■ GOAL ■
Each entry that follows must be output without any deviation.

·····

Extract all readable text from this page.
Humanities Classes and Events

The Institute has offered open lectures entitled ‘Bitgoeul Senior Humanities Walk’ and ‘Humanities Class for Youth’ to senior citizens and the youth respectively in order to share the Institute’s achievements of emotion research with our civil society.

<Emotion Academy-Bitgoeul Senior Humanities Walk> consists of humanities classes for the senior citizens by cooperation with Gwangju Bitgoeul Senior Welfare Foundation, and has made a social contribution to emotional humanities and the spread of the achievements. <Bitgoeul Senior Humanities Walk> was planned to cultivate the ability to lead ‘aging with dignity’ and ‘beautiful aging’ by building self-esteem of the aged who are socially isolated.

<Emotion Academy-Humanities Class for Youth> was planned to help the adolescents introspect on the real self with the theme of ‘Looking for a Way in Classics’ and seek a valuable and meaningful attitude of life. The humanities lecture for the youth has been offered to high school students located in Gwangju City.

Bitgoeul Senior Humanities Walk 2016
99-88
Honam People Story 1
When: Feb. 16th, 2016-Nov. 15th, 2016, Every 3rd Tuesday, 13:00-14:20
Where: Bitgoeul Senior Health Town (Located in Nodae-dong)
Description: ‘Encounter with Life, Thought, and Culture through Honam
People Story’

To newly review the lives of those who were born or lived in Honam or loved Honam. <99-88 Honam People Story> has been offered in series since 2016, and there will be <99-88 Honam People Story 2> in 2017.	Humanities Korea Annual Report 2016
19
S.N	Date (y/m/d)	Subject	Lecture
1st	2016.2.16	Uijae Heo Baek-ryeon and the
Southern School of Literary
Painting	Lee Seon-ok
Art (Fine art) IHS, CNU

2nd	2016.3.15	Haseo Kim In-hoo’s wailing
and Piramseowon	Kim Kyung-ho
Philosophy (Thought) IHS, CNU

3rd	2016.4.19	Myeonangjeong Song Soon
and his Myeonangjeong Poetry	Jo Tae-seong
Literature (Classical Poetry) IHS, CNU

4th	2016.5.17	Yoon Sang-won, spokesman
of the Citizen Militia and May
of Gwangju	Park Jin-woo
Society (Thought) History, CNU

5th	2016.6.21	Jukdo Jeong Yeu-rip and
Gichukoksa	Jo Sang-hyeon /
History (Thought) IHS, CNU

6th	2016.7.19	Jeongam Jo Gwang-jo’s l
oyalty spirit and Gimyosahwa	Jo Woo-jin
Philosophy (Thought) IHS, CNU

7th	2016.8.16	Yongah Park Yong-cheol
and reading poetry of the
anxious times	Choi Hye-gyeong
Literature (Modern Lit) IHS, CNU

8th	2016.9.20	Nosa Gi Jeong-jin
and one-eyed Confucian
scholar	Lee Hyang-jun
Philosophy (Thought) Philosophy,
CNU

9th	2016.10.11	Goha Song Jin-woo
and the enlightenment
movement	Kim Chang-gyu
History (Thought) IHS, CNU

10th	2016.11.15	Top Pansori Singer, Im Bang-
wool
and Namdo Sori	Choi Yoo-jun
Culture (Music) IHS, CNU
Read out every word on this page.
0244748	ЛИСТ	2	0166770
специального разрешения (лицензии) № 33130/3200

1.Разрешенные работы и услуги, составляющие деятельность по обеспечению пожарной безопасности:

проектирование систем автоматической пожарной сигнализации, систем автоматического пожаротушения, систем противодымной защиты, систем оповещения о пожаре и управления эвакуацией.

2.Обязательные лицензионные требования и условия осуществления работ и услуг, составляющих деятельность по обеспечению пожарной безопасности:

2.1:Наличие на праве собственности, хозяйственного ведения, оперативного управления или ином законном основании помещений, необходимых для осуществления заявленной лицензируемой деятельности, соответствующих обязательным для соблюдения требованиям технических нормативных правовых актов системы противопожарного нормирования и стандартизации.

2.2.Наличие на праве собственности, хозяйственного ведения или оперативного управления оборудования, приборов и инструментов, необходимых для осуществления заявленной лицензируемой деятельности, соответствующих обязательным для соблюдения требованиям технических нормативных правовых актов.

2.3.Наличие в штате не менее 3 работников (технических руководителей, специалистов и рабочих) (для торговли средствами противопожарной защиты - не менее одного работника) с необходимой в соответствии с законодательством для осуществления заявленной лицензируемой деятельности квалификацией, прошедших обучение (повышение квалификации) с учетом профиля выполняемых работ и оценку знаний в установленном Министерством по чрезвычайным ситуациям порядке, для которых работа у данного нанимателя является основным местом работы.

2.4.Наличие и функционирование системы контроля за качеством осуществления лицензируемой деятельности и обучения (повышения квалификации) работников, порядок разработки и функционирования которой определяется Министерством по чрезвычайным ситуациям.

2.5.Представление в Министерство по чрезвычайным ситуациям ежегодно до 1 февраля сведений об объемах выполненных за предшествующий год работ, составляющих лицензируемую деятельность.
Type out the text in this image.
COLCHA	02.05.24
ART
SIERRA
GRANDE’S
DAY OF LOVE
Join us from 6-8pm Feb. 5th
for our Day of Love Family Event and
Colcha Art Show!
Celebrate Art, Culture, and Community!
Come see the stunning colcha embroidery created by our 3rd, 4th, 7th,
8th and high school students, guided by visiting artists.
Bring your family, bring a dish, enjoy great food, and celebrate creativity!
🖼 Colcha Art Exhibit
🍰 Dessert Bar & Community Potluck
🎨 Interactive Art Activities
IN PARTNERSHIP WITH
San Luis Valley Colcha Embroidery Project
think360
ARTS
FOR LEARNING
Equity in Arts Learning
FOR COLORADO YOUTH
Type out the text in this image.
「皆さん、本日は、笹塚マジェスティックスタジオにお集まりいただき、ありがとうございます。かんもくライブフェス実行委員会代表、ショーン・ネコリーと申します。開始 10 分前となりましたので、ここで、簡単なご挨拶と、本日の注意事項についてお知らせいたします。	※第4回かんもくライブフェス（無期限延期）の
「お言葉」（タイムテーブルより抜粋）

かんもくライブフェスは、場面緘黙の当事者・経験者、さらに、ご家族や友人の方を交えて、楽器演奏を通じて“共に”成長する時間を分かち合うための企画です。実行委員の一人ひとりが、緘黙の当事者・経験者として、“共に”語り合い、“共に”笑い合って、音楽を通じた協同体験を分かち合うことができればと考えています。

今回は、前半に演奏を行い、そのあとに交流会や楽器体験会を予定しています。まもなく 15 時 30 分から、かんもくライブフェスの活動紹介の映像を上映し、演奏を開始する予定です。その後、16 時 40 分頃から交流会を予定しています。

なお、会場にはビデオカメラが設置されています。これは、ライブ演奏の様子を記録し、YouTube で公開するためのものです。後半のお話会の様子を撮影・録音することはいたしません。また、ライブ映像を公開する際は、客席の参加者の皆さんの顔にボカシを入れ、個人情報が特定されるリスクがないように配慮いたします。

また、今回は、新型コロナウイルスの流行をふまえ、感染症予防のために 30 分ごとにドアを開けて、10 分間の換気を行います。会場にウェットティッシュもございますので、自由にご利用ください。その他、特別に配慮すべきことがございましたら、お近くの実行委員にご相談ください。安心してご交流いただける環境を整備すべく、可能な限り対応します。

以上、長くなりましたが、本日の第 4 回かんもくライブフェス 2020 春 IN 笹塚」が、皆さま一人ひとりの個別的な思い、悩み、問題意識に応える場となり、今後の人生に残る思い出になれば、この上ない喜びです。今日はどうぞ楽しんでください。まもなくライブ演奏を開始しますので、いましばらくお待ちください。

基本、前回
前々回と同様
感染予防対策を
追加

·····

■ THE RESULT ■
Extract all readable text from this page.
Humanities Classes and Events

The Institute has offered open lectures entitled ‘Bitgoeul Senior Humanities Walk’ and ‘Humanities Class for Youth’ to senior citizens and the youth respectively in order to share the Institute’s achievements of emotion research with our civil society.

<Emotion Academy-Bitgoeul Senior Humanities Walk> consists of humanities classes for the senior citizens by cooperation with Gwangju Bitgoeul Senior Welfare Foundation, and has made a social contribution to emotional humanities and the spread of the achievements. <Bitgoeul Senior Humanities Walk> was planned to cultivate the ability to lead ‘aging with dignity’ and ‘beautiful aging’ by building self-esteem of the aged who are socially isolated.

<Emotion Academy-Humanities Class for Youth> was planned to help the adolescents introspect on the real self with the theme of ‘Looking for a Way in Classics’ and seek a valuable and meaningful attitude of life. The humanities lecture for the youth has been offered to high school students located in Gwangju City.

Bitgoeul Senior Humanities Walk 2016
99-88
Honam People Story 1
When: Feb. 16th, 2016-Nov. 15th, 2016, Every 3rd Tuesday, 13:00-14:20
Where: Bitgoeul Senior Health Town (Located in Nodae-dong)
Description: ‘Encounter with Life, Thought, and Culture through Honam
People Story’

To newly review the lives of those who were born or lived in Honam or loved Honam. <99-88 Honam People Story> has been offered in series since 2016, and there will be <99-88 Honam People Story 2> in 2017.	Humanities Korea Annual Report 2016
19
S.N	Date (y/m/d)	Subject	Lecture
1st	2016.2.16	Uijae Heo Baek-ryeon and the
Southern School of Literary
Painting	Lee Seon-ok
Art (Fine art) IHS, CNU

2nd	2016.3.15	Haseo Kim In-hoo’s wailing
and Piramseowon	Kim Kyung-ho
Philosophy (Thought) IHS, CNU

3rd	2016.4.19	Myeonangjeong Song Soon
and his Myeonangjeong Poetry	Jo Tae-seong
Literature (Classical Poetry) IHS, CNU

4th	2016.5.17	Yoon Sang-won, spokesman
of the Citizen Militia and May
of Gwangju	Park Jin-woo
Society (Thought) History, CNU

5th	2016.6.21	Jukdo Jeong Yeu-rip and
Gichukoksa	Jo Sang-hyeon /
History (Thought) IHS, CNU

6th	2016.7.19	Jeongam Jo Gwang-jo’s l
oyalty spirit and Gimyosahwa	Jo Woo-jin
Philosophy (Thought) IHS, CNU

7th	2016.8.16	Yongah Park Yong-cheol
and reading poetry of the
anxious times	Choi Hye-gyeong
Literature (Modern Lit) IHS, CNU

8th	2016.9.20	Nosa Gi Jeong-jin
and one-eyed Confucian
scholar	Lee Hyang-jun
Philosophy (Thought) Philosophy,
CNU

9th	2016.10.11	Goha Song Jin-woo
and the enlightenment
movement	Kim Chang-gyu
History (Thought) IHS, CNU

10th	2016.11.15	Top Pansori Singer, Im Bang-
wool
and Namdo Sori	Choi Yoo-jun
Culture (Music) IHS, CNU
Read out every word on this page.
0244748	ЛИСТ	2	0166770
специального разрешения (лицензии) № 33130/3200

1.Разрешенные работы и услуги, составляющие деятельность по обеспечению пожарной безопасности:

проектирование систем автоматической пожарной сигнализации, систем автоматического пожаротушения, систем противодымной защиты, систем оповещения о пожаре и управления эвакуацией.

2.Обязательные лицензионные требования и условия осуществления работ и услуг, составляющих деятельность по обеспечению пожарной безопасности:

2.1:Наличие на праве собственности, хозяйственного ведения, оперативного управления или ином законном основании помещений, необходимых для осуществления заявленной лицензируемой деятельности, соответствующих обязательным для соблюдения требованиям технических нормативных правовых актов системы противопожарного нормирования и стандартизации.

2.2.Наличие на праве собственности, хозяйственного ведения или оперативного управления оборудования, приборов и инструментов, необходимых для осуществления заявленной лицензируемой деятельности, соответствующих обязательным для соблюдения требованиям технических нормативных правовых актов.

2.3.Наличие в штате не менее 3 работников (технических руководителей, специалистов и рабочих) (для торговли средствами противопожарной защиты - не менее одного работника) с необходимой в соответствии с законодательством для осуществления заявленной лицензируемой деятельности квалификацией, прошедших обучение (повышение квалификации) с учетом профиля выполняемых работ и оценку знаний в установленном Министерством по чрезвычайным ситуациям порядке, для которых работа у данного нанимателя является основным местом работы.

2.4.Наличие и функционирование системы контроля за качеством осуществления лицензируемой деятельности и обучения (повышения квалификации) работников, порядок разработки и функционирования которой определяется Министерством по чрезвычайным ситуациям.

2.5.Представление в Министерство по чрезвычайным ситуациям ежегодно до 1 февраля сведений об объемах выполненных за предшествующий год работ, составляющих лицензируемую деятельность.
Type out the text in this image.
COLCHA	02.05.24
ART
SIERRA
GRANDE’S
DAY OF LOVE
Join us from 6-8pm Feb. 5th
for our Day of Love Family Event and
Colcha Art Show!
Celebrate Art, Culture, and Community!
Come see the stunning colcha embroidery created by our 3rd, 4th, 7th,
8th and high school students, guided by visiting artists.
Bring your family, bring a dish, enjoy great food, and celebrate creativity!
🖼 Colcha Art Exhibit
🍰 Dessert Bar & Community Potluck
🎨 Interactive Art Activities
IN PARTNERSHIP WITH
San Luis Valley Colcha Embroidery Project
think360
ARTS
FOR LEARNING
Equity in Arts Learning
FOR COLORADO YOUTH
Type out the text in this image.
「皆さん、本日は、笹塚マジェスティックスタジオにお集まりいただき、ありがとうございます。かんもくライブフェス実行委員会代表、ショーン・ネコリーと申します。開始 10 分前となりましたので、ここで、簡単なご挨拶と、本日の注意事項についてお知らせいたします。	※第4回かんもくライブフェス（無期限延期）の
「お言葉」（タイムテーブルより抜粋）

かんもくライブフェスは、場面緘黙の当事者・経験者、さらに、ご家族や友人の方を交えて、楽器演奏を通じて“共に”成長する時間を分かち合うための企画です。実行委員の一人ひとりが、緘黙の当事者・経験者として、“共に”語り合い、“共に”笑い合って、音楽を通じた協同体験を分かち合うことができればと考えています。

今回は、前半に演奏を行い、そのあとに交流会や楽器体験会を予定しています。まもなく 15 時 30 分から、かんもくライブフェスの活動紹介の映像を上映し、演奏を開始する予定です。その後、16 時 40 分頃から交流会を予定しています。

なお、会場にはビデオカメラが設置されています。これは、ライブ演奏の様子を記録し、YouTube で公開するためのものです。後半のお話会の様子を撮影・録音することはいたしません。また、ライブ映像を公開する際は、客席の参加者の皆さんの顔にボカシを入れ、個人情報が特定されるリスクがないように配慮いたします。

また、今回は、新型コロナウイルスの流行をふまえ、感染症予防のために 30 分ごとにドアを開けて、10 分間の換気を行います。会場にウェットティッシュもございますので、自由にご利用ください。その他、特別に配慮すべきことがございましたら、お近くの実行委員にご相談ください。安心してご交流いただける環境を整備すべく、可能な限り対応します。

以上、長くなりましたが、本日の第 4 回かんもくライブフェス 2020 春 IN 笹塚」が、皆さま一人ひとりの個別的な思い、悩み、問題意識に応える場となり、今後の人生に残る思い出になれば、この上ない喜びです。今日はどうぞ楽しんでください。まもなくライブ演奏を開始しますので、いましばらくお待ちください。

基本、前回
前々回と同様
感染予防対策を
追加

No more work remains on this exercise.